Your objective: Go through the records line by line and work out how many lines hold the word "JSON". Answer with the number only.

Record extracts:
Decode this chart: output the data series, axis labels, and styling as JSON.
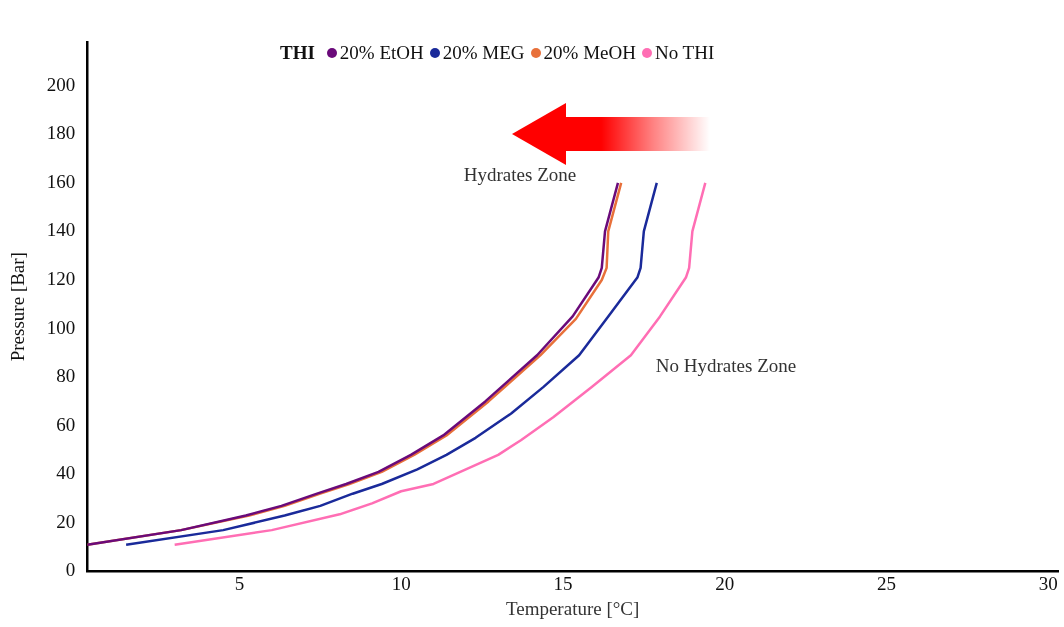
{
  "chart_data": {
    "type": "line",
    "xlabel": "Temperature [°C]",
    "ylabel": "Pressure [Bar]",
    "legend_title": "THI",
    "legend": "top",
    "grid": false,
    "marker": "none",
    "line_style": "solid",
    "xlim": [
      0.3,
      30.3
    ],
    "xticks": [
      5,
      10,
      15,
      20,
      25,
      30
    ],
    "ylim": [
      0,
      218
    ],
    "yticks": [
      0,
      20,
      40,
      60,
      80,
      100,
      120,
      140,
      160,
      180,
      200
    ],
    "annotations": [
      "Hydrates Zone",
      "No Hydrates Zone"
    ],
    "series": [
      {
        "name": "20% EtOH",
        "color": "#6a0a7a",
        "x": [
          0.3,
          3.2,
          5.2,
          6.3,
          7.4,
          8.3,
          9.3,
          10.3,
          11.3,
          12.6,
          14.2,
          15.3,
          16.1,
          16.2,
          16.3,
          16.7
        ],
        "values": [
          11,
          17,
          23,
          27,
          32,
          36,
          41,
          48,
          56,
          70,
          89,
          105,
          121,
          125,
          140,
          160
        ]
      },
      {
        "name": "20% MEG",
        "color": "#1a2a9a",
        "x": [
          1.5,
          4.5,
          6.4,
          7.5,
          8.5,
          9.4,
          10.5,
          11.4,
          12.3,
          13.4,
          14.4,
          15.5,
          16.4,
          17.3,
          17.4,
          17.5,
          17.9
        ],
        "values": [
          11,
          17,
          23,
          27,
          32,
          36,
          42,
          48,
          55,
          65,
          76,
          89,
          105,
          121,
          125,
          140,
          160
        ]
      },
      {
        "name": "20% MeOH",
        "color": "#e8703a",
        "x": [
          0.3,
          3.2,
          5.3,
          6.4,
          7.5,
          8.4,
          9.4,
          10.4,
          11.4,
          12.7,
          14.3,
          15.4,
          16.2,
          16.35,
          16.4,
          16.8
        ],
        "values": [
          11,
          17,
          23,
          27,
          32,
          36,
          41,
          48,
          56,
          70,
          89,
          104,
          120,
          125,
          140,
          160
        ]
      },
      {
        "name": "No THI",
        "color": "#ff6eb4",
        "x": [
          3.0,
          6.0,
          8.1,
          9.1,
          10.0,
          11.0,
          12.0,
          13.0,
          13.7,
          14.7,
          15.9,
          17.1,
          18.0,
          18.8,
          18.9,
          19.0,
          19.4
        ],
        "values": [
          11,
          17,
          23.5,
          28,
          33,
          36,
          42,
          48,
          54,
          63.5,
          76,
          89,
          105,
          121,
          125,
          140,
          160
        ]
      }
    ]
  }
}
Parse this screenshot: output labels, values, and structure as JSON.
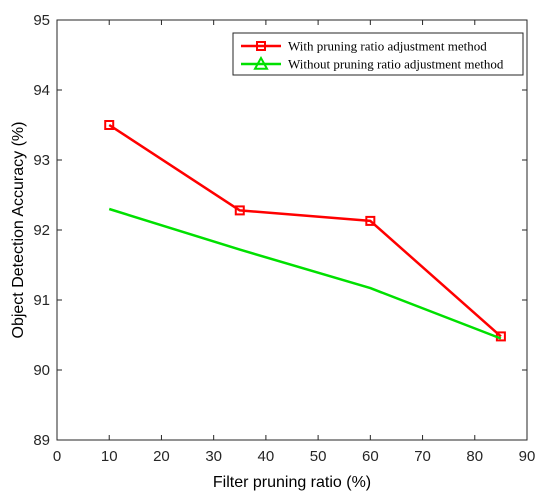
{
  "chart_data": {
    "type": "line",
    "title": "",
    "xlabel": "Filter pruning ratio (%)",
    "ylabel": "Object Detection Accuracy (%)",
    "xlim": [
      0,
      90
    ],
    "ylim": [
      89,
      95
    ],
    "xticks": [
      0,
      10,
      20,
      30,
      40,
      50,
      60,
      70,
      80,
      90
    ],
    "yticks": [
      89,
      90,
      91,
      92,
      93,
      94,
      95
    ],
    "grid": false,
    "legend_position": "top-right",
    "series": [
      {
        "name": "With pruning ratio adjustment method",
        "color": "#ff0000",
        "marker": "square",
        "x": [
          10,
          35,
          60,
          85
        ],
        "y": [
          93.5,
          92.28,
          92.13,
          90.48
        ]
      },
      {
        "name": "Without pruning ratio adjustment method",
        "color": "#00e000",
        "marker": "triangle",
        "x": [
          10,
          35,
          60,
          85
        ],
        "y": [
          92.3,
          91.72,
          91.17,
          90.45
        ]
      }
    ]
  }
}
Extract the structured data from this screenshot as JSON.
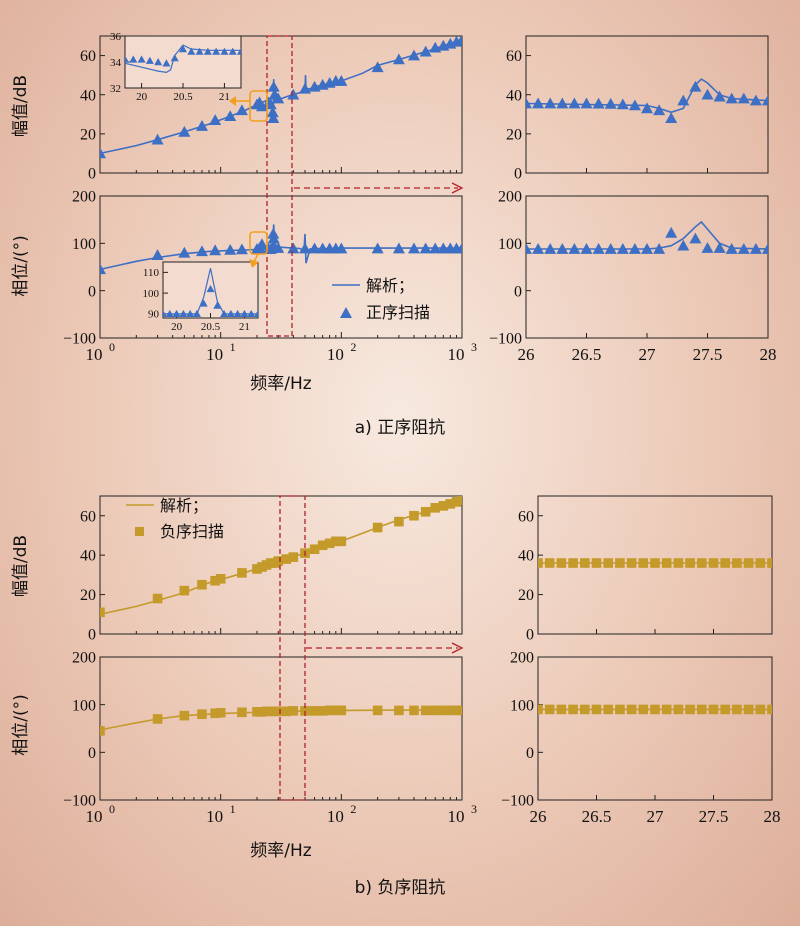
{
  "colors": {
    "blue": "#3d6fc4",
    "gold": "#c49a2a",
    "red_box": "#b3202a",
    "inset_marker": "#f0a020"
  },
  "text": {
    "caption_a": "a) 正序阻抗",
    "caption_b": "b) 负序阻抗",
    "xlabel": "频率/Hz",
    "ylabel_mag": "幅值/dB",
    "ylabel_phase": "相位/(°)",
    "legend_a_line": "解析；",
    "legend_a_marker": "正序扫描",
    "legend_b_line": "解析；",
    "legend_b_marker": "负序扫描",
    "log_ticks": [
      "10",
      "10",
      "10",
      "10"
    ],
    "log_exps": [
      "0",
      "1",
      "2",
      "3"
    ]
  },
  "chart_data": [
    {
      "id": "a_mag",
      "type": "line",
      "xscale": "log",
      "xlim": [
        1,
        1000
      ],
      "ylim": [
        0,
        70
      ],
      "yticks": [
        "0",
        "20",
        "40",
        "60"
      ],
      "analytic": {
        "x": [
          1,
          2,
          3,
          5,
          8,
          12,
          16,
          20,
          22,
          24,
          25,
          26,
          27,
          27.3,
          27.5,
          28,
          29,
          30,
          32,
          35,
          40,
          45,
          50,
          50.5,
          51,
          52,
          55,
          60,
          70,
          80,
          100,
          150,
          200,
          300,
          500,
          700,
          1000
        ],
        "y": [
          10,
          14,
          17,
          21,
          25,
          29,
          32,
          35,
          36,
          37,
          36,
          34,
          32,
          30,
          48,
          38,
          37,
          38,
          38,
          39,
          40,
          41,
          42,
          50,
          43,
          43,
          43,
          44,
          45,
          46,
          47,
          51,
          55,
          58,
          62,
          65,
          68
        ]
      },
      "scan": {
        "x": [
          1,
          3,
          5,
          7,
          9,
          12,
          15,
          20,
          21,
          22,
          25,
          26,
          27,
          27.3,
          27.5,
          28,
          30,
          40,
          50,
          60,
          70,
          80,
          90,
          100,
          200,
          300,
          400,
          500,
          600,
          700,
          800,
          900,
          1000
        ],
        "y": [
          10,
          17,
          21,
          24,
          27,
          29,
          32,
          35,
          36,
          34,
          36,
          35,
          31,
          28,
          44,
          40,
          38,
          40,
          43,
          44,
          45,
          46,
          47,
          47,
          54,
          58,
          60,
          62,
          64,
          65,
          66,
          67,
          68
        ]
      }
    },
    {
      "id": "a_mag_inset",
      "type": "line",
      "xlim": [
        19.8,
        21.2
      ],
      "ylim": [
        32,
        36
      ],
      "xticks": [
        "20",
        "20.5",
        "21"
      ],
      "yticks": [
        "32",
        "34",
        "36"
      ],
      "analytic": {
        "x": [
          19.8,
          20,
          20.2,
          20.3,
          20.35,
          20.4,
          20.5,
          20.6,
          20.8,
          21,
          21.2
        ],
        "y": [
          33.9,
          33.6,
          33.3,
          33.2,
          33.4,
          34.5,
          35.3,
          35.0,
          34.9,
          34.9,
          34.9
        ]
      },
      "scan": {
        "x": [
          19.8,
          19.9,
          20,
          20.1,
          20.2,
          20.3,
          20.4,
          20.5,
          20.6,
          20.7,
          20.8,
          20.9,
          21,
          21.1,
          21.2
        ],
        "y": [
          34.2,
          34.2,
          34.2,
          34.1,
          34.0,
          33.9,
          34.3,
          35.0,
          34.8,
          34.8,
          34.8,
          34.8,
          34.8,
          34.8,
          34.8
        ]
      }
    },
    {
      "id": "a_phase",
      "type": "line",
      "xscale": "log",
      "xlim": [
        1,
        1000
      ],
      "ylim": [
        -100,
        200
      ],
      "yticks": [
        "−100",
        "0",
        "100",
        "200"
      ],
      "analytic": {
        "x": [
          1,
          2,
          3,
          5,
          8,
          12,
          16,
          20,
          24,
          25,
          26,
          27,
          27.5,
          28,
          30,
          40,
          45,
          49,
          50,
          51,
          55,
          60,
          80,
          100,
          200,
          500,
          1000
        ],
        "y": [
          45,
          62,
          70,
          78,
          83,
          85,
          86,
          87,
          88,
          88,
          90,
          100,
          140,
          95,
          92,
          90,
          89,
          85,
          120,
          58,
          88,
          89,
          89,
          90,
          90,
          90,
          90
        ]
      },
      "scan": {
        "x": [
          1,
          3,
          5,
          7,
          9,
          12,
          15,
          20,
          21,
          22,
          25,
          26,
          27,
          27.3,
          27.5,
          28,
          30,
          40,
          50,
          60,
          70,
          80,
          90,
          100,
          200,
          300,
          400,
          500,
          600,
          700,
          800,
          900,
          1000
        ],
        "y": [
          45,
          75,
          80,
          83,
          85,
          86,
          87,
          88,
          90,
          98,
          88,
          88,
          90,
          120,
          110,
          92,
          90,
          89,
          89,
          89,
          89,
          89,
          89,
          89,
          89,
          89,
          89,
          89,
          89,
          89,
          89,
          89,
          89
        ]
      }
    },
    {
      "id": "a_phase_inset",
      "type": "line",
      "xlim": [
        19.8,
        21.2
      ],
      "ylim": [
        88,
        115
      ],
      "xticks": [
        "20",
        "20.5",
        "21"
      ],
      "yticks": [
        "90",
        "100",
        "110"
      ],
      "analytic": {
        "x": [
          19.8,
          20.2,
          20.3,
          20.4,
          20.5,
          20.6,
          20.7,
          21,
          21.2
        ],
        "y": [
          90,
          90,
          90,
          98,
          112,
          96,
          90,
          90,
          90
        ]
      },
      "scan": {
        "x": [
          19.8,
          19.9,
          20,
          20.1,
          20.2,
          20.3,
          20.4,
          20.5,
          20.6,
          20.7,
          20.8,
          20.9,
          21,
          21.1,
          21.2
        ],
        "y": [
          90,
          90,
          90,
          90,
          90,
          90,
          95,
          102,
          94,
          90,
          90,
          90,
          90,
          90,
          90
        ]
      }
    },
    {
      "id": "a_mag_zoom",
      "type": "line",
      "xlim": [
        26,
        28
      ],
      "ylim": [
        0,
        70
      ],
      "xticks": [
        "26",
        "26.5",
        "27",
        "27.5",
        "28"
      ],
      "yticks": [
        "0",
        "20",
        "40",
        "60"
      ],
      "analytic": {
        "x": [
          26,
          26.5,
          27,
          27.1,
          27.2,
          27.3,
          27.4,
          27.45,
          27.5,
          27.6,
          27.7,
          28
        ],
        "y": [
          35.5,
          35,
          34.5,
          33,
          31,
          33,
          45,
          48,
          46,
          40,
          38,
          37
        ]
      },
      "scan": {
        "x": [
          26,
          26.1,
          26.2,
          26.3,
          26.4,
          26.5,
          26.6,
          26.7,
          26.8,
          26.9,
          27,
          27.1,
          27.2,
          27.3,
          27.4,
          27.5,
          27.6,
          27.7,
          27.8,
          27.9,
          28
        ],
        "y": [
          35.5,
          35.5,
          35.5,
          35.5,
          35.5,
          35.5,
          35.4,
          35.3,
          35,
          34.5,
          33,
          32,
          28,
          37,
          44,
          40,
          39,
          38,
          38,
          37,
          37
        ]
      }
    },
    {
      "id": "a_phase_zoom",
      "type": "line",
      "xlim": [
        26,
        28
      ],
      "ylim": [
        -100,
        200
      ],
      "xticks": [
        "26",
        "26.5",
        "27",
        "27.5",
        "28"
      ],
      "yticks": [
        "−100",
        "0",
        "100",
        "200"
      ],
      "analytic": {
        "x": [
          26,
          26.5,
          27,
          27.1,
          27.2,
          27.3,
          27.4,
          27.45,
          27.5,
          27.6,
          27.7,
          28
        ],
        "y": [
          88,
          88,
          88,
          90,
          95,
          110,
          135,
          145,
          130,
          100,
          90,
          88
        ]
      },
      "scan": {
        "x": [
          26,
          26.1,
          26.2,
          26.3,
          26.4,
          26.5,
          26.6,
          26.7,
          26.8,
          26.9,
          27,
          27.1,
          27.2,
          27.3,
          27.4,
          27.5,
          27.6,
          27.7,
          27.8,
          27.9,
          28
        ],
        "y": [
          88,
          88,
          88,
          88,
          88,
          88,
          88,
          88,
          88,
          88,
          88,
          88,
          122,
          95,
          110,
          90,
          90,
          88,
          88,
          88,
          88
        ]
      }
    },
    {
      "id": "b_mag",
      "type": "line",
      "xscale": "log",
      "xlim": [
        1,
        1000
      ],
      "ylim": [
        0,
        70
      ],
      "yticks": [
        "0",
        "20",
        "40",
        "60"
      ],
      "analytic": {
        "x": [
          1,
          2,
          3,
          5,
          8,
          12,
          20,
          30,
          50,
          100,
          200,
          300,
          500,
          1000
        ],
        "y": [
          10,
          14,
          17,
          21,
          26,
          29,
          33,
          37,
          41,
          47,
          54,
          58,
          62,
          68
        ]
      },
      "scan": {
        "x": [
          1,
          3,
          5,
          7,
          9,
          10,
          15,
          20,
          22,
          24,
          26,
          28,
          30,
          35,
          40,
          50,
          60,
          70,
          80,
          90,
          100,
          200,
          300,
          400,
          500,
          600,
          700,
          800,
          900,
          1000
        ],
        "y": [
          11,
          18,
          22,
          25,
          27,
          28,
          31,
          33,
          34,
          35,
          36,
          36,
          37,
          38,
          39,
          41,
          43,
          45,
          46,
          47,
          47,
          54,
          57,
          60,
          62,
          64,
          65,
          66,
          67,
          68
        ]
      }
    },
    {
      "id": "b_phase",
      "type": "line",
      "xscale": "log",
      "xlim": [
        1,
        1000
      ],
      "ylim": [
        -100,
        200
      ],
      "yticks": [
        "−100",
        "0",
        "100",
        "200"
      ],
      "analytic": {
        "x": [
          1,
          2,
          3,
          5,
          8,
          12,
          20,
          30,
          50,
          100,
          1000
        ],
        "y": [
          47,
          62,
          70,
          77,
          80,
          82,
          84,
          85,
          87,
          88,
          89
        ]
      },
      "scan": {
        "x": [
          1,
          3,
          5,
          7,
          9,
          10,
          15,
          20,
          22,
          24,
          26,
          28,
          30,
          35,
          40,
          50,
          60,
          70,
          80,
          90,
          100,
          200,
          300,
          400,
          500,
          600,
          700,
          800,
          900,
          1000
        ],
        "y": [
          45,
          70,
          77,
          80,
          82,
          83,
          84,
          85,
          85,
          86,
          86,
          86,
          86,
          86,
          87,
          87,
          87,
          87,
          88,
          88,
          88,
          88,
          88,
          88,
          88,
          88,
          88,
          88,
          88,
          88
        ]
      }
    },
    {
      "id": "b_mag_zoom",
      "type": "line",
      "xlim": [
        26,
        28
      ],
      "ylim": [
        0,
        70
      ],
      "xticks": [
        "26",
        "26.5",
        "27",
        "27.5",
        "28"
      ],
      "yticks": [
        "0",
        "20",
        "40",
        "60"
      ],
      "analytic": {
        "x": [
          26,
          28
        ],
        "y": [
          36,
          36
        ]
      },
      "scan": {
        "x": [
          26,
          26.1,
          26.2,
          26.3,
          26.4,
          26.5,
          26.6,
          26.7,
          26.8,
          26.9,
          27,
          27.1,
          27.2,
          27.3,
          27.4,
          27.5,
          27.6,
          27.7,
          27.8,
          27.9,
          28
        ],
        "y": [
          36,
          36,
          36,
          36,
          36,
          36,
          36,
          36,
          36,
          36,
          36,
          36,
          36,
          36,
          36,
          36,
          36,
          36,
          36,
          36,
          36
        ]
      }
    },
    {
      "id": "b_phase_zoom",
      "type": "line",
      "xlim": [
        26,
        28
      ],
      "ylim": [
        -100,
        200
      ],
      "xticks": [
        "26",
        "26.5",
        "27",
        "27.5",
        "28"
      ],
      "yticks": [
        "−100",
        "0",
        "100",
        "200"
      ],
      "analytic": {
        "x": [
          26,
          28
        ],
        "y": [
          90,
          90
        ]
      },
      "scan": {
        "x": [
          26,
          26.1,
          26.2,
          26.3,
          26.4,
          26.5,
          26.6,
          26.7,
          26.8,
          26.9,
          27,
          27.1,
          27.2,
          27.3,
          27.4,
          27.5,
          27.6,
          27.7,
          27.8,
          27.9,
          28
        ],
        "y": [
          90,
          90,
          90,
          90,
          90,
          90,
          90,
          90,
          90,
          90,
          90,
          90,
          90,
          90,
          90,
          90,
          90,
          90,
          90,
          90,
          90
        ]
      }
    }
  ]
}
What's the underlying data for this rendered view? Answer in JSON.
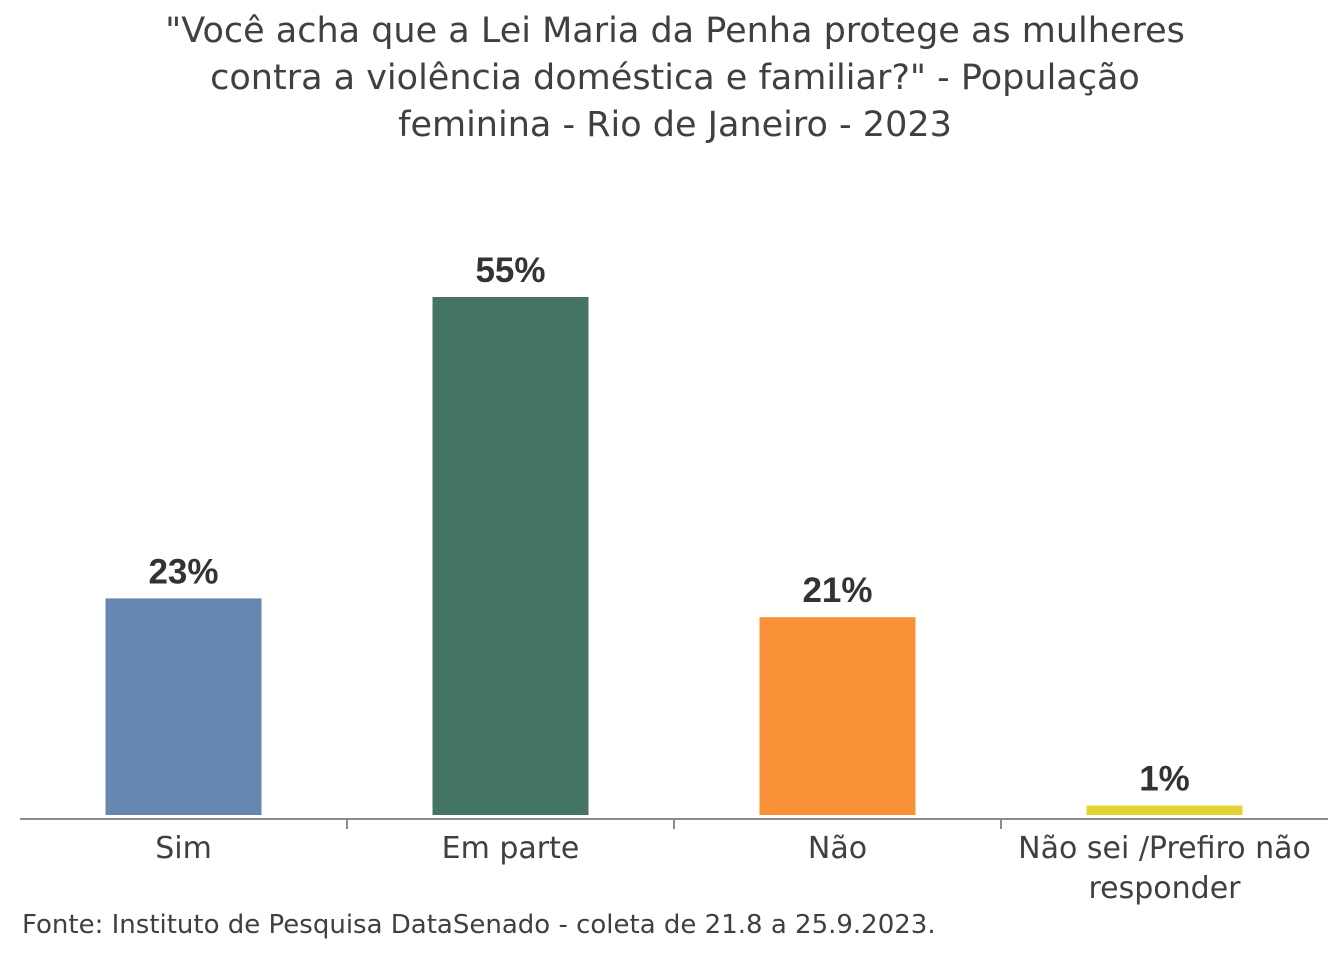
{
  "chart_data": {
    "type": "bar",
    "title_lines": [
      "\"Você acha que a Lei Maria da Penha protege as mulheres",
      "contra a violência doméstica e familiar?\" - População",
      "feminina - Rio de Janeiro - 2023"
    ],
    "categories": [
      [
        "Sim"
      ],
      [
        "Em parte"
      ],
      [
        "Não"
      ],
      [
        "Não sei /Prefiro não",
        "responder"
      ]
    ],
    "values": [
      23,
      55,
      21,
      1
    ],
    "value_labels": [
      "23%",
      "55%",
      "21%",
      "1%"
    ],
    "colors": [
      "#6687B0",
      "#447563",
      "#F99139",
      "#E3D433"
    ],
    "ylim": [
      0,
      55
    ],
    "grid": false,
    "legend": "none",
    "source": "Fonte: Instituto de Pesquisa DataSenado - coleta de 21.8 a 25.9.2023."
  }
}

Written reply: 4